**Set task**
Return all of the entries word for word, but omit the pictures they contain.

**Records shown**
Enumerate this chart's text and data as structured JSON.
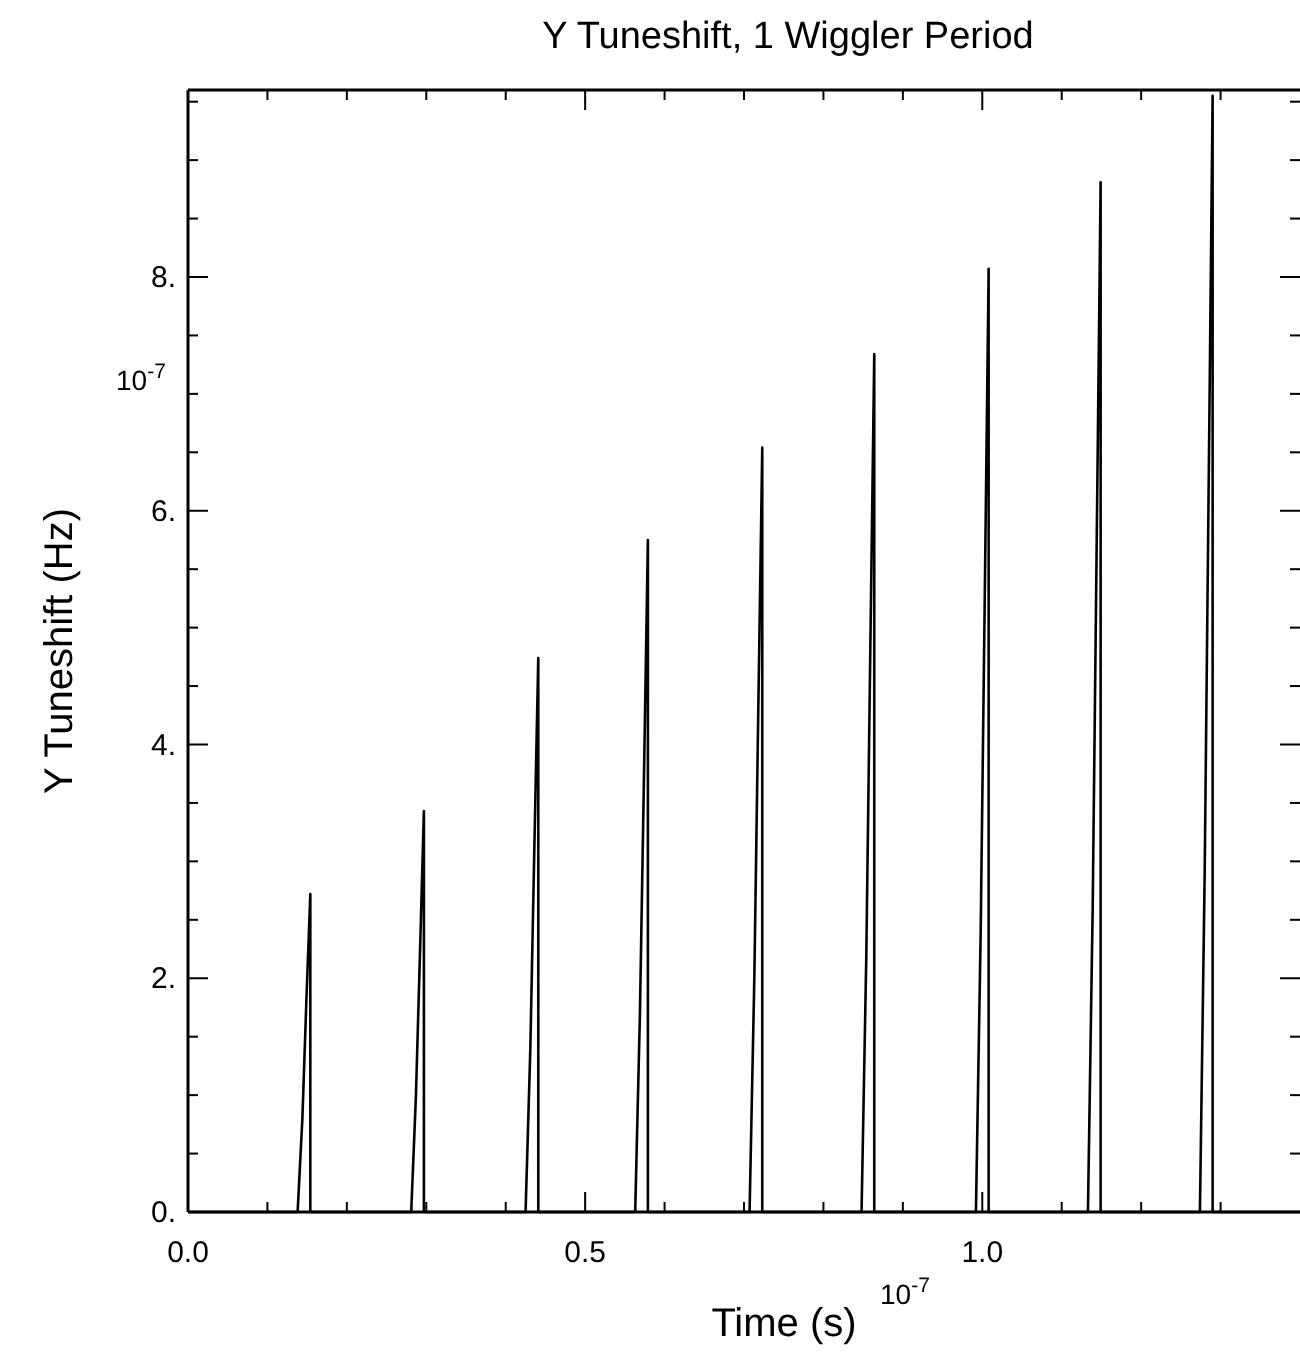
{
  "chart_data": {
    "type": "line",
    "title": "Y Tuneshift, 1 Wiggler Period",
    "xlabel": "Time (s)",
    "ylabel": "Y Tuneshift (Hz)",
    "annotations": [
      "10$^{-7}$",
      "10$^{-7}$"
    ],
    "xlim": [
      0,
      1.4
    ],
    "ylim": [
      0,
      9.6
    ],
    "xticks": [
      {
        "value": 0,
        "label": "0.0"
      },
      {
        "value": 0.1,
        "label": null
      },
      {
        "value": 0.2,
        "label": null
      },
      {
        "value": 0.3,
        "label": null
      },
      {
        "value": 0.4,
        "label": null
      },
      {
        "value": 0.5,
        "label": "0.5"
      },
      {
        "value": 0.6,
        "label": null
      },
      {
        "value": 0.7,
        "label": null
      },
      {
        "value": 0.8,
        "label": null
      },
      {
        "value": 0.9,
        "label": null
      },
      {
        "value": 1.0,
        "label": "1.0"
      },
      {
        "value": 1.1,
        "label": null
      },
      {
        "value": 1.2,
        "label": null
      },
      {
        "value": 1.3,
        "label": null
      }
    ],
    "yticks": [
      {
        "value": 0,
        "label": "0."
      },
      {
        "value": 0.5,
        "label": null
      },
      {
        "value": 1,
        "label": null
      },
      {
        "value": 1.5,
        "label": null
      },
      {
        "value": 2,
        "label": "2."
      },
      {
        "value": 2.5,
        "label": null
      },
      {
        "value": 3,
        "label": null
      },
      {
        "value": 3.5,
        "label": null
      },
      {
        "value": 4,
        "label": "4."
      },
      {
        "value": 4.5,
        "label": null
      },
      {
        "value": 5,
        "label": null
      },
      {
        "value": 5.5,
        "label": null
      },
      {
        "value": 6,
        "label": "6."
      },
      {
        "value": 6.5,
        "label": null
      },
      {
        "value": 7,
        "label": null
      },
      {
        "value": 7.5,
        "label": null
      },
      {
        "value": 8,
        "label": "8."
      },
      {
        "value": 8.5,
        "label": null
      },
      {
        "value": 9,
        "label": null
      },
      {
        "value": 9.5,
        "label": null
      }
    ],
    "grid": false,
    "marker": "none",
    "line_style": "solid",
    "series": [
      {
        "color": "#000000",
        "x": [
          0,
          0.138,
          0.144,
          0.149,
          0.154,
          0.154,
          0.281,
          0.287,
          0.292,
          0.297,
          0.297,
          0.425,
          0.431,
          0.436,
          0.441,
          0.441,
          0.563,
          0.569,
          0.574,
          0.579,
          0.579,
          0.707,
          0.713,
          0.718,
          0.723,
          0.723,
          0.848,
          0.854,
          0.859,
          0.864,
          0.864,
          0.992,
          0.998,
          1.003,
          1.008,
          1.008,
          1.133,
          1.139,
          1.144,
          1.149,
          1.149,
          1.274,
          1.28,
          1.285,
          1.29,
          1.29,
          1.4
        ],
        "values": [
          0,
          0,
          0.8,
          1.8,
          2.72,
          0,
          0,
          1.0,
          2.2,
          3.43,
          0,
          0,
          1.4,
          3.1,
          4.74,
          0,
          0,
          1.7,
          3.7,
          5.75,
          0,
          0,
          2.0,
          4.3,
          6.54,
          0,
          0,
          2.2,
          4.8,
          7.34,
          0,
          0,
          2.4,
          5.2,
          8.07,
          0,
          0,
          2.6,
          5.7,
          8.81,
          0,
          0,
          2.9,
          6.2,
          9.55,
          0,
          0
        ]
      }
    ]
  }
}
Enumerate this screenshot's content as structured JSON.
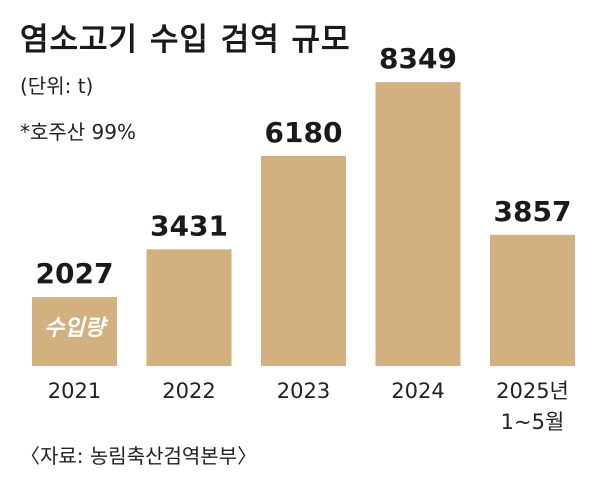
{
  "chart_data": {
    "type": "bar",
    "title": "염소고기 수입 검역 규모",
    "unit_label": "(단위: t)",
    "note": "*호주산 99%",
    "source": "〈자료: 농림축산검역본부〉",
    "categories": [
      [
        "2021"
      ],
      [
        "2022"
      ],
      [
        "2023"
      ],
      [
        "2024"
      ],
      [
        "2025년",
        "1~5월"
      ]
    ],
    "series": [
      {
        "values": [
          2027,
          3431,
          6180,
          8349,
          3857
        ]
      }
    ],
    "bar_inner_label": "수입량",
    "bar_color": "#d2b07f",
    "ylim": [
      0,
      9000
    ],
    "grid": false,
    "legend": "none"
  }
}
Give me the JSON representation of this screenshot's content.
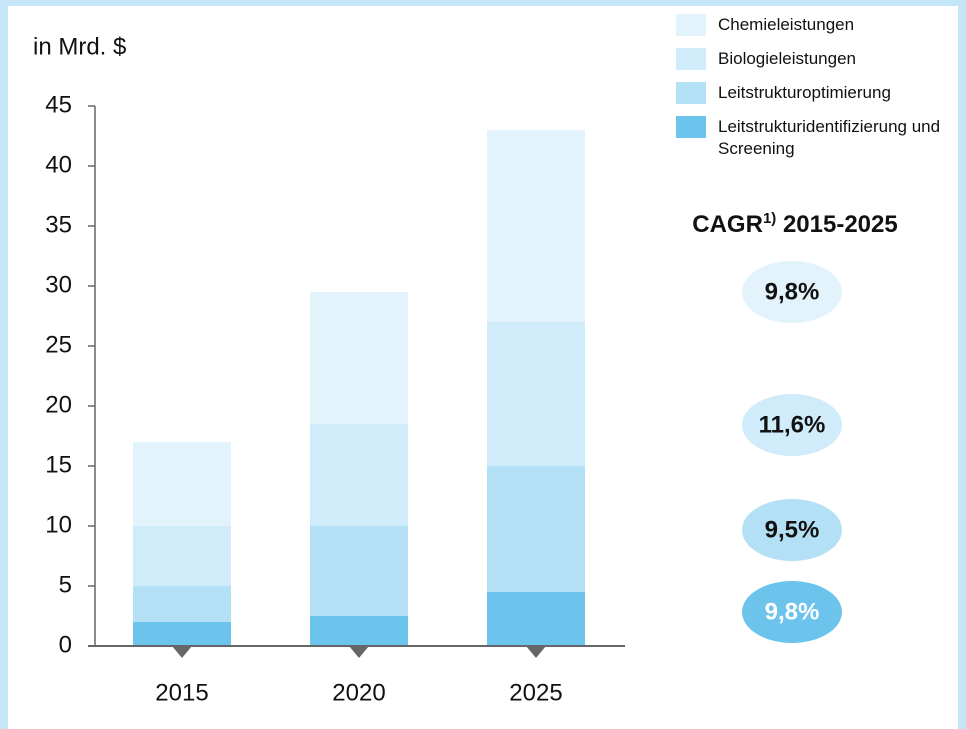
{
  "chart_data": {
    "type": "stacked_bar",
    "unit_label": "in Mrd. $",
    "categories": [
      "2015",
      "2020",
      "2025"
    ],
    "series": [
      {
        "name": "Leitstrukturidentifizierung und Screening",
        "color": "#6cc3ec",
        "values": [
          2,
          2.5,
          4.5
        ],
        "cagr": "9,8%"
      },
      {
        "name": "Leitstrukturoptimierung",
        "color": "#b3e0f5",
        "values": [
          3,
          7.5,
          10.5
        ],
        "cagr": "9,5%"
      },
      {
        "name": "Biologieleistungen",
        "color": "#d0ebf9",
        "values": [
          5,
          8.5,
          12
        ],
        "cagr": "11,6%"
      },
      {
        "name": "Chemieleistungen",
        "color": "#e3f3fc",
        "values": [
          7,
          11,
          16
        ],
        "cagr": "9,8%"
      }
    ],
    "cagr_title": {
      "main": "CAGR",
      "sup": "1)",
      "period": "2015-2025"
    },
    "ylim": [
      0,
      45
    ],
    "yticks": [
      0,
      5,
      10,
      15,
      20,
      25,
      30,
      35,
      40,
      45
    ]
  }
}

**Full solution**
Enumerate this chart's text and data as structured JSON.
{
  "chart_data": {
    "type": "line",
    "title": "Y Tuneshift, 1 Wiggler Period",
    "xlabel": "Time (s)",
    "ylabel": "Y Tuneshift (Hz)",
    "annotations": [
      "10$^{-7}$",
      "10$^{-7}$"
    ],
    "xlim": [
      0,
      1.4
    ],
    "ylim": [
      0,
      9.6
    ],
    "xticks": [
      {
        "value": 0,
        "label": "0.0"
      },
      {
        "value": 0.1,
        "label": null
      },
      {
        "value": 0.2,
        "label": null
      },
      {
        "value": 0.3,
        "label": null
      },
      {
        "value": 0.4,
        "label": null
      },
      {
        "value": 0.5,
        "label": "0.5"
      },
      {
        "value": 0.6,
        "label": null
      },
      {
        "value": 0.7,
        "label": null
      },
      {
        "value": 0.8,
        "label": null
      },
      {
        "value": 0.9,
        "label": null
      },
      {
        "value": 1.0,
        "label": "1.0"
      },
      {
        "value": 1.1,
        "label": null
      },
      {
        "value": 1.2,
        "label": null
      },
      {
        "value": 1.3,
        "label": null
      }
    ],
    "yticks": [
      {
        "value": 0,
        "label": "0."
      },
      {
        "value": 0.5,
        "label": null
      },
      {
        "value": 1,
        "label": null
      },
      {
        "value": 1.5,
        "label": null
      },
      {
        "value": 2,
        "label": "2."
      },
      {
        "value": 2.5,
        "label": null
      },
      {
        "value": 3,
        "label": null
      },
      {
        "value": 3.5,
        "label": null
      },
      {
        "value": 4,
        "label": "4."
      },
      {
        "value": 4.5,
        "label": null
      },
      {
        "value": 5,
        "label": null
      },
      {
        "value": 5.5,
        "label": null
      },
      {
        "value": 6,
        "label": "6."
      },
      {
        "value": 6.5,
        "label": null
      },
      {
        "value": 7,
        "label": null
      },
      {
        "value": 7.5,
        "label": null
      },
      {
        "value": 8,
        "label": "8."
      },
      {
        "value": 8.5,
        "label": null
      },
      {
        "value": 9,
        "label": null
      },
      {
        "value": 9.5,
        "label": null
      }
    ],
    "grid": false,
    "marker": "none",
    "line_style": "solid",
    "series": [
      {
        "color": "#000000",
        "x": [
          0,
          0.138,
          0.144,
          0.149,
          0.154,
          0.154,
          0.281,
          0.287,
          0.292,
          0.297,
          0.297,
          0.425,
          0.431,
          0.436,
          0.441,
          0.441,
          0.563,
          0.569,
          0.574,
          0.579,
          0.579,
          0.707,
          0.713,
          0.718,
          0.723,
          0.723,
          0.848,
          0.854,
          0.859,
          0.864,
          0.864,
          0.992,
          0.998,
          1.003,
          1.008,
          1.008,
          1.133,
          1.139,
          1.144,
          1.149,
          1.149,
          1.274,
          1.28,
          1.285,
          1.29,
          1.29,
          1.4
        ],
        "values": [
          0,
          0,
          0.8,
          1.8,
          2.72,
          0,
          0,
          1.0,
          2.2,
          3.43,
          0,
          0,
          1.4,
          3.1,
          4.74,
          0,
          0,
          1.7,
          3.7,
          5.75,
          0,
          0,
          2.0,
          4.3,
          6.54,
          0,
          0,
          2.2,
          4.8,
          7.34,
          0,
          0,
          2.4,
          5.2,
          8.07,
          0,
          0,
          2.6,
          5.7,
          8.81,
          0,
          0,
          2.9,
          6.2,
          9.55,
          0,
          0
        ]
      }
    ]
  }
}
Enumerate this screenshot's content as structured JSON.
{
  "chart_data": {
    "type": "bar",
    "title": "염소고기 수입 검역 규모",
    "unit_label": "(단위: t)",
    "note": "*호주산 99%",
    "source": "〈자료: 농림축산검역본부〉",
    "categories": [
      [
        "2021"
      ],
      [
        "2022"
      ],
      [
        "2023"
      ],
      [
        "2024"
      ],
      [
        "2025년",
        "1~5월"
      ]
    ],
    "series": [
      {
        "values": [
          2027,
          3431,
          6180,
          8349,
          3857
        ]
      }
    ],
    "bar_inner_label": "수입량",
    "bar_color": "#d2b07f",
    "ylim": [
      0,
      9000
    ],
    "grid": false,
    "legend": "none"
  }
}
Give me the JSON representation of this screenshot's content.
{
  "chart_data": {
    "type": "stacked_bar",
    "unit_label": "in Mrd. $",
    "categories": [
      "2015",
      "2020",
      "2025"
    ],
    "series": [
      {
        "name": "Leitstrukturidentifizierung und Screening",
        "color": "#6cc3ec",
        "values": [
          2,
          2.5,
          4.5
        ],
        "cagr": "9,8%"
      },
      {
        "name": "Leitstrukturoptimierung",
        "color": "#b3e0f5",
        "values": [
          3,
          7.5,
          10.5
        ],
        "cagr": "9,5%"
      },
      {
        "name": "Biologieleistungen",
        "color": "#d0ebf9",
        "values": [
          5,
          8.5,
          12
        ],
        "cagr": "11,6%"
      },
      {
        "name": "Chemieleistungen",
        "color": "#e3f3fc",
        "values": [
          7,
          11,
          16
        ],
        "cagr": "9,8%"
      }
    ],
    "cagr_title": {
      "main": "CAGR",
      "sup": "1)",
      "period": "2015-2025"
    },
    "ylim": [
      0,
      45
    ],
    "yticks": [
      0,
      5,
      10,
      15,
      20,
      25,
      30,
      35,
      40,
      45
    ]
  }
}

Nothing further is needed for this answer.